_What is needed_: Go through the data below and gather each line containing "Peter".

◇ ◇ ◇

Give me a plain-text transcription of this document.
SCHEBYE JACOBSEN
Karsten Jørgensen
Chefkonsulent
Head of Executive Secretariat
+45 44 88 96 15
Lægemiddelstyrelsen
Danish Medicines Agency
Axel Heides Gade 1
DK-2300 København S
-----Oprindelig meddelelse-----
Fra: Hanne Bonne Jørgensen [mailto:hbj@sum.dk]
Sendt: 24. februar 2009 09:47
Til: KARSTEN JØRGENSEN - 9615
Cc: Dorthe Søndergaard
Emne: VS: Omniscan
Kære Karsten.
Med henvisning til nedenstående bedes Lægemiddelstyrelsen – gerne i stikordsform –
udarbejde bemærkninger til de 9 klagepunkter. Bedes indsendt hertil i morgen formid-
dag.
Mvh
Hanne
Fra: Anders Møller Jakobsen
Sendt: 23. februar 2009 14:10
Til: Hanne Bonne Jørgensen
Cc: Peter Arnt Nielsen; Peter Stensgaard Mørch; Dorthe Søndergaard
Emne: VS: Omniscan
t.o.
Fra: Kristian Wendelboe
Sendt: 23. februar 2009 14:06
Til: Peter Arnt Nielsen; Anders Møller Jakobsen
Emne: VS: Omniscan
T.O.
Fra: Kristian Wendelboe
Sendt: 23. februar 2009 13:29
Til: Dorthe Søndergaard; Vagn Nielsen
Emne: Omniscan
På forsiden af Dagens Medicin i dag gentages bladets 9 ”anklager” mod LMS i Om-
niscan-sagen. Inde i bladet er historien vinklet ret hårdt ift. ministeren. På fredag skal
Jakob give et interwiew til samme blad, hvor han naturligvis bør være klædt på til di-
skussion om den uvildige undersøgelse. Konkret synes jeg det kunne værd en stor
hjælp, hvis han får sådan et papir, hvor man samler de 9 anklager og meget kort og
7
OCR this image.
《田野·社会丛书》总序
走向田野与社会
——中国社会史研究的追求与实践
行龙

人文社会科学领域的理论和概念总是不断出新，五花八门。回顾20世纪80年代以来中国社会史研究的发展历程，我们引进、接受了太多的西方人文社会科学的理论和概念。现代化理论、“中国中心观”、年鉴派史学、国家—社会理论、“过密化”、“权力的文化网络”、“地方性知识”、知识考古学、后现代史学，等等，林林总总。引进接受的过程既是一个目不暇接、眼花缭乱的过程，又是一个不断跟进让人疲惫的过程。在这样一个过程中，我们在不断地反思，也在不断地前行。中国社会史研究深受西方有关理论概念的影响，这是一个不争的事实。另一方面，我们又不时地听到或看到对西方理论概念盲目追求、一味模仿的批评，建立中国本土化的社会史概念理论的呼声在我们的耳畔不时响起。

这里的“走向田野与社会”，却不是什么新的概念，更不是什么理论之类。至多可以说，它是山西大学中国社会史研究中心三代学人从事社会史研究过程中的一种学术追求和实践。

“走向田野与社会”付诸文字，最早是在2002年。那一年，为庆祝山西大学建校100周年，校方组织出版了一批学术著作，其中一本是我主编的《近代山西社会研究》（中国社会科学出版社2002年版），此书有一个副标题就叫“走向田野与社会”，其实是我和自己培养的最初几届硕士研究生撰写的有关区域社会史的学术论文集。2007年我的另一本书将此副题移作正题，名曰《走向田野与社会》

◇ ◇ ◇

_Answer for this exercise_:
Cc: Peter Arnt Nielsen; Peter Stensgaard Mørch; Dorthe Søndergaard
Til: Peter Arnt Nielsen; Anders Møller Jakobsen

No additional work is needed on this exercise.